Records
--- Start ---

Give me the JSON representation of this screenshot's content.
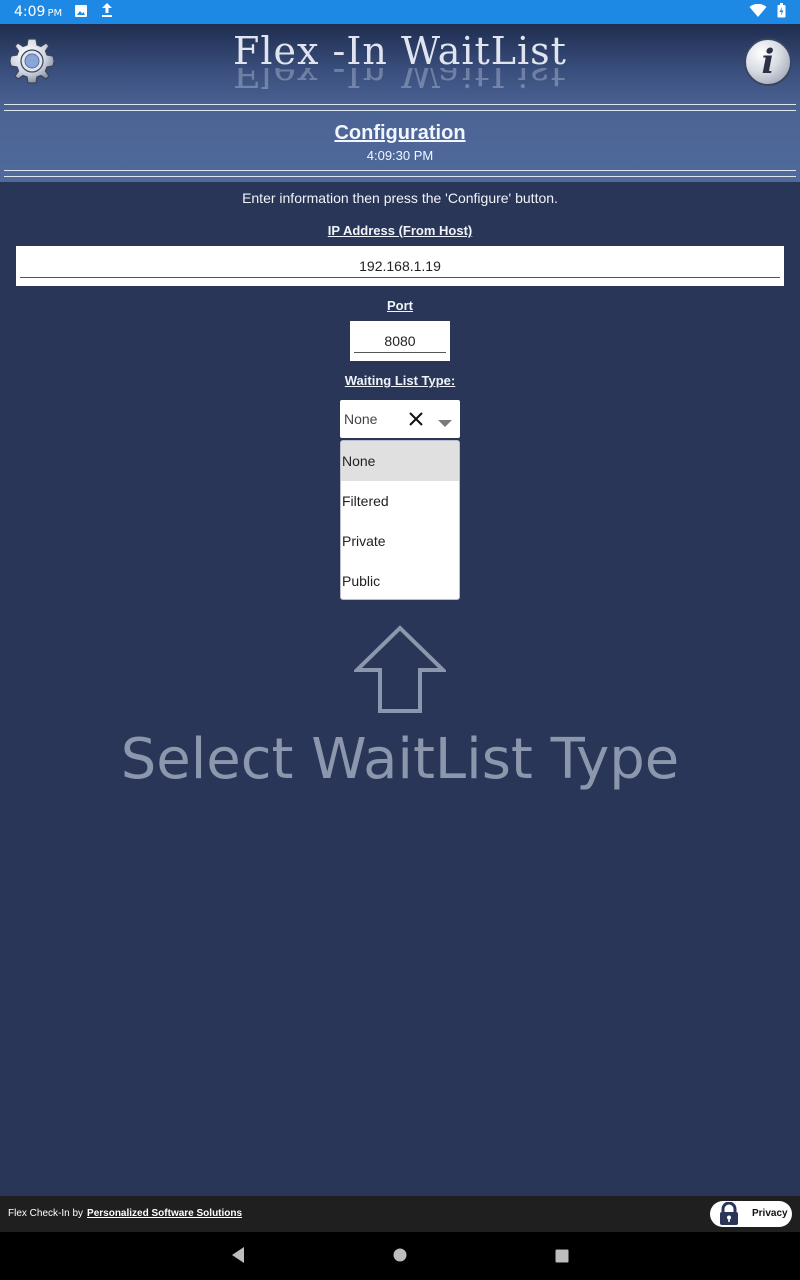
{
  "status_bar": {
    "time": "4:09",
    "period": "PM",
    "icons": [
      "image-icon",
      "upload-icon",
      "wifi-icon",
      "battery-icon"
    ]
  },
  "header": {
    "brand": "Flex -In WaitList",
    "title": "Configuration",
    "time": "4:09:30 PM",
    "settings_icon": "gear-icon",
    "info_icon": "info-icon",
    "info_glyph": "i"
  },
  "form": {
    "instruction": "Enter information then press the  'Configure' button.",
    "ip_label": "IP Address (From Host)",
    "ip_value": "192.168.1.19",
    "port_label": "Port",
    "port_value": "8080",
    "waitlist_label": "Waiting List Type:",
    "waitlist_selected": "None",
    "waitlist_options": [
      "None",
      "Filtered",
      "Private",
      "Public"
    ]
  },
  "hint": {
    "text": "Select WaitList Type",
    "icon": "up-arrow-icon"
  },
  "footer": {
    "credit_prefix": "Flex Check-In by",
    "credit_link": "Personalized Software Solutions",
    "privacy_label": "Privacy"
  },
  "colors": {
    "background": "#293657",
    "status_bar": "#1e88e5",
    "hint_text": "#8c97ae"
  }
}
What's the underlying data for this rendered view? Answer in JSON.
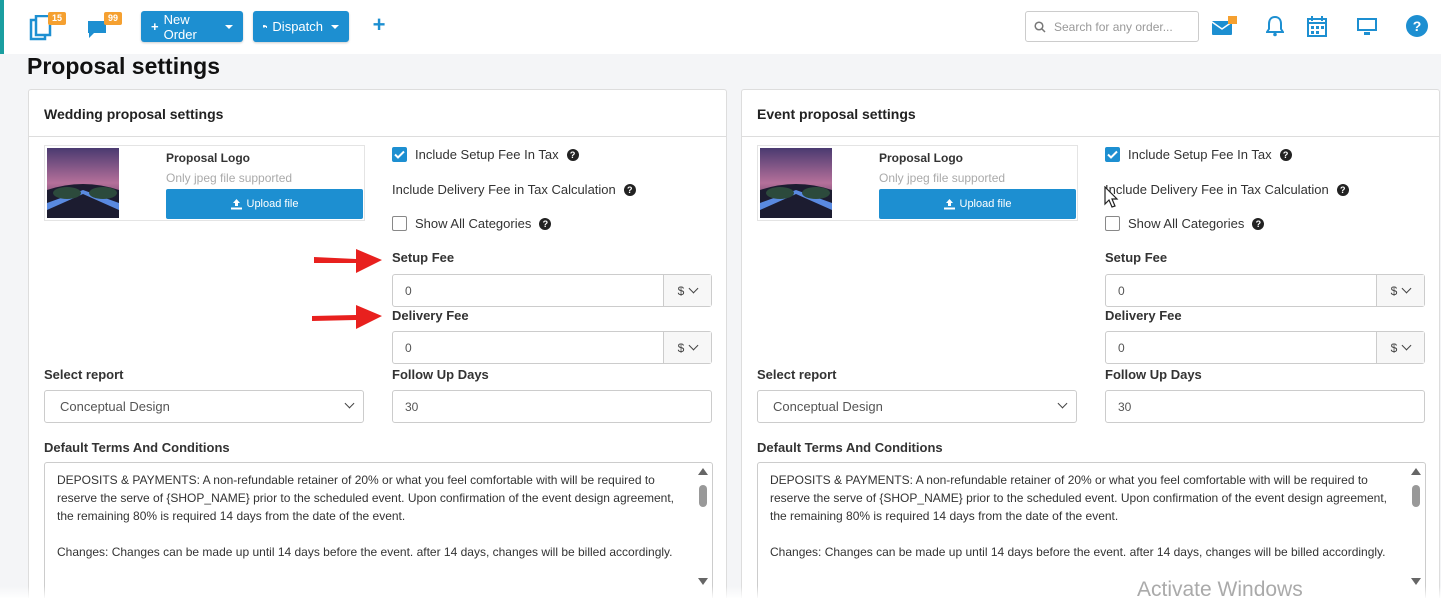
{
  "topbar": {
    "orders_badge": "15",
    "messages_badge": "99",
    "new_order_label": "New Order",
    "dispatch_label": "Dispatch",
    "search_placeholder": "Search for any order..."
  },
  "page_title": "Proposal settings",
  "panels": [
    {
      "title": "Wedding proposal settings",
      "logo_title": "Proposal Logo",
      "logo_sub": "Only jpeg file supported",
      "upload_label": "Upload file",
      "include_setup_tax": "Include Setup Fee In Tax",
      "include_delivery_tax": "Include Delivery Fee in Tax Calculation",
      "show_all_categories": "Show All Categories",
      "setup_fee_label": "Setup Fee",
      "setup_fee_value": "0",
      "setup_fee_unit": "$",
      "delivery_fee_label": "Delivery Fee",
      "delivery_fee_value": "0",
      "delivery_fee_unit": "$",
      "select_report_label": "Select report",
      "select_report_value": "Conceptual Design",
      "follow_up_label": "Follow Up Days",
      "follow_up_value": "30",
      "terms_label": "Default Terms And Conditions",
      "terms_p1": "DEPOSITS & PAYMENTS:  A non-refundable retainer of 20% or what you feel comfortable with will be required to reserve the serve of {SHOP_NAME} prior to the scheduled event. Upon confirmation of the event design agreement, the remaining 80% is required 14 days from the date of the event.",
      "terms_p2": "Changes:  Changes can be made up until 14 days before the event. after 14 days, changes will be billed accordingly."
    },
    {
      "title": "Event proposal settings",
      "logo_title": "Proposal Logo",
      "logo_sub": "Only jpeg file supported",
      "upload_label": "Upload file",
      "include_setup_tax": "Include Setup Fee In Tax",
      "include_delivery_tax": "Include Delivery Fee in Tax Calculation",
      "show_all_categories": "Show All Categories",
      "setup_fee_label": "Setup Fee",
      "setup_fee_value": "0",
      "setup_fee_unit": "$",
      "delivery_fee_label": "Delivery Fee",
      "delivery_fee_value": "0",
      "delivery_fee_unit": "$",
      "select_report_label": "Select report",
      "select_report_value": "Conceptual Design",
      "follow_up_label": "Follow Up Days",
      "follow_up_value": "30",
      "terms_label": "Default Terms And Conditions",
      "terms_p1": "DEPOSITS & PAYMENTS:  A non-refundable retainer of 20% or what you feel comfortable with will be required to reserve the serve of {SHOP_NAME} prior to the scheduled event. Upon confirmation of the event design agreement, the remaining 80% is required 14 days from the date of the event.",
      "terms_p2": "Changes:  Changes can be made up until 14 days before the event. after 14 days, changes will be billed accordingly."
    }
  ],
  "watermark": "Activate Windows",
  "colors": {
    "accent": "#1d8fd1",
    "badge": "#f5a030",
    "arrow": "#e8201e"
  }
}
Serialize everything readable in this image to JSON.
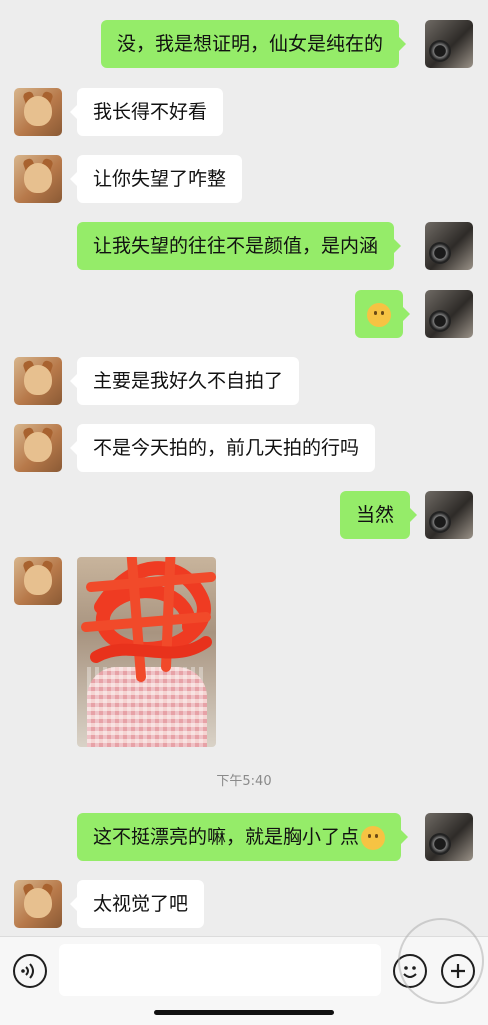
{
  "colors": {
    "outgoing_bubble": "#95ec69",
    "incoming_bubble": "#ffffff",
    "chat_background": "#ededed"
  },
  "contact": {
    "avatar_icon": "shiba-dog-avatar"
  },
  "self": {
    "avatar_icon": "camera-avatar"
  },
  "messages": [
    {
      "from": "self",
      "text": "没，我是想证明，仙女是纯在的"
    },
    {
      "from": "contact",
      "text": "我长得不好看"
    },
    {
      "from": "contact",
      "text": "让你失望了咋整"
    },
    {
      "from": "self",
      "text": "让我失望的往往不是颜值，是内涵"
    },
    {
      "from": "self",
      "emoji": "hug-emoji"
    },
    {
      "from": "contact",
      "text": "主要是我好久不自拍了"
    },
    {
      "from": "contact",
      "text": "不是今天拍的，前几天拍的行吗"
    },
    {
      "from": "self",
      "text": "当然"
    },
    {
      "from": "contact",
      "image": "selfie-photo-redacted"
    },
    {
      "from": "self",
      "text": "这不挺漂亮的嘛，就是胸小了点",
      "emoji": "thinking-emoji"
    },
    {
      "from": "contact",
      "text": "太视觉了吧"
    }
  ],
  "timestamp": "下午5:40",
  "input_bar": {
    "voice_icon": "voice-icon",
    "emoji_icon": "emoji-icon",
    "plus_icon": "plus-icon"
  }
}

--- End ---

### Problem to solve
All of the records above must be copied exactly, except for the pictures.

### Output for this task
Give me the JSON representation of this screenshot's content.
{
  "status_bar": {
    "time": "4:09",
    "period": "PM",
    "icons": [
      "image-icon",
      "upload-icon",
      "wifi-icon",
      "battery-icon"
    ]
  },
  "header": {
    "brand": "Flex -In WaitList",
    "title": "Configuration",
    "time": "4:09:30 PM",
    "settings_icon": "gear-icon",
    "info_icon": "info-icon",
    "info_glyph": "i"
  },
  "form": {
    "instruction": "Enter information then press the  'Configure' button.",
    "ip_label": "IP Address (From Host)",
    "ip_value": "192.168.1.19",
    "port_label": "Port",
    "port_value": "8080",
    "waitlist_label": "Waiting List Type:",
    "waitlist_selected": "None",
    "waitlist_options": [
      "None",
      "Filtered",
      "Private",
      "Public"
    ]
  },
  "hint": {
    "text": "Select WaitList Type",
    "icon": "up-arrow-icon"
  },
  "footer": {
    "credit_prefix": "Flex Check-In by",
    "credit_link": "Personalized Software Solutions",
    "privacy_label": "Privacy"
  },
  "colors": {
    "background": "#293657",
    "status_bar": "#1e88e5",
    "hint_text": "#8c97ae"
  }
}
What's the underlying data for this rendered view? Answer in JSON.
{
  "topbar": {
    "orders_badge": "15",
    "messages_badge": "99",
    "new_order_label": "New Order",
    "dispatch_label": "Dispatch",
    "search_placeholder": "Search for any order..."
  },
  "page_title": "Proposal settings",
  "panels": [
    {
      "title": "Wedding proposal settings",
      "logo_title": "Proposal Logo",
      "logo_sub": "Only jpeg file supported",
      "upload_label": "Upload file",
      "include_setup_tax": "Include Setup Fee In Tax",
      "include_delivery_tax": "Include Delivery Fee in Tax Calculation",
      "show_all_categories": "Show All Categories",
      "setup_fee_label": "Setup Fee",
      "setup_fee_value": "0",
      "setup_fee_unit": "$",
      "delivery_fee_label": "Delivery Fee",
      "delivery_fee_value": "0",
      "delivery_fee_unit": "$",
      "select_report_label": "Select report",
      "select_report_value": "Conceptual Design",
      "follow_up_label": "Follow Up Days",
      "follow_up_value": "30",
      "terms_label": "Default Terms And Conditions",
      "terms_p1": "DEPOSITS & PAYMENTS:  A non-refundable retainer of 20% or what you feel comfortable with will be required to reserve the serve of {SHOP_NAME} prior to the scheduled event. Upon confirmation of the event design agreement, the remaining 80% is required 14 days from the date of the event.",
      "terms_p2": "Changes:  Changes can be made up until 14 days before the event. after 14 days, changes will be billed accordingly."
    },
    {
      "title": "Event proposal settings",
      "logo_title": "Proposal Logo",
      "logo_sub": "Only jpeg file supported",
      "upload_label": "Upload file",
      "include_setup_tax": "Include Setup Fee In Tax",
      "include_delivery_tax": "Include Delivery Fee in Tax Calculation",
      "show_all_categories": "Show All Categories",
      "setup_fee_label": "Setup Fee",
      "setup_fee_value": "0",
      "setup_fee_unit": "$",
      "delivery_fee_label": "Delivery Fee",
      "delivery_fee_value": "0",
      "delivery_fee_unit": "$",
      "select_report_label": "Select report",
      "select_report_value": "Conceptual Design",
      "follow_up_label": "Follow Up Days",
      "follow_up_value": "30",
      "terms_label": "Default Terms And Conditions",
      "terms_p1": "DEPOSITS & PAYMENTS:  A non-refundable retainer of 20% or what you feel comfortable with will be required to reserve the serve of {SHOP_NAME} prior to the scheduled event. Upon confirmation of the event design agreement, the remaining 80% is required 14 days from the date of the event.",
      "terms_p2": "Changes:  Changes can be made up until 14 days before the event. after 14 days, changes will be billed accordingly."
    }
  ],
  "watermark": "Activate Windows",
  "colors": {
    "accent": "#1d8fd1",
    "badge": "#f5a030",
    "arrow": "#e8201e"
  }
}
Serialize everything readable in this image to JSON.
{
  "colors": {
    "outgoing_bubble": "#95ec69",
    "incoming_bubble": "#ffffff",
    "chat_background": "#ededed"
  },
  "contact": {
    "avatar_icon": "shiba-dog-avatar"
  },
  "self": {
    "avatar_icon": "camera-avatar"
  },
  "messages": [
    {
      "from": "self",
      "text": "没，我是想证明，仙女是纯在的"
    },
    {
      "from": "contact",
      "text": "我长得不好看"
    },
    {
      "from": "contact",
      "text": "让你失望了咋整"
    },
    {
      "from": "self",
      "text": "让我失望的往往不是颜值，是内涵"
    },
    {
      "from": "self",
      "emoji": "hug-emoji"
    },
    {
      "from": "contact",
      "text": "主要是我好久不自拍了"
    },
    {
      "from": "contact",
      "text": "不是今天拍的，前几天拍的行吗"
    },
    {
      "from": "self",
      "text": "当然"
    },
    {
      "from": "contact",
      "image": "selfie-photo-redacted"
    },
    {
      "from": "self",
      "text": "这不挺漂亮的嘛，就是胸小了点",
      "emoji": "thinking-emoji"
    },
    {
      "from": "contact",
      "text": "太视觉了吧"
    }
  ],
  "timestamp": "下午5:40",
  "input_bar": {
    "voice_icon": "voice-icon",
    "emoji_icon": "emoji-icon",
    "plus_icon": "plus-icon"
  }
}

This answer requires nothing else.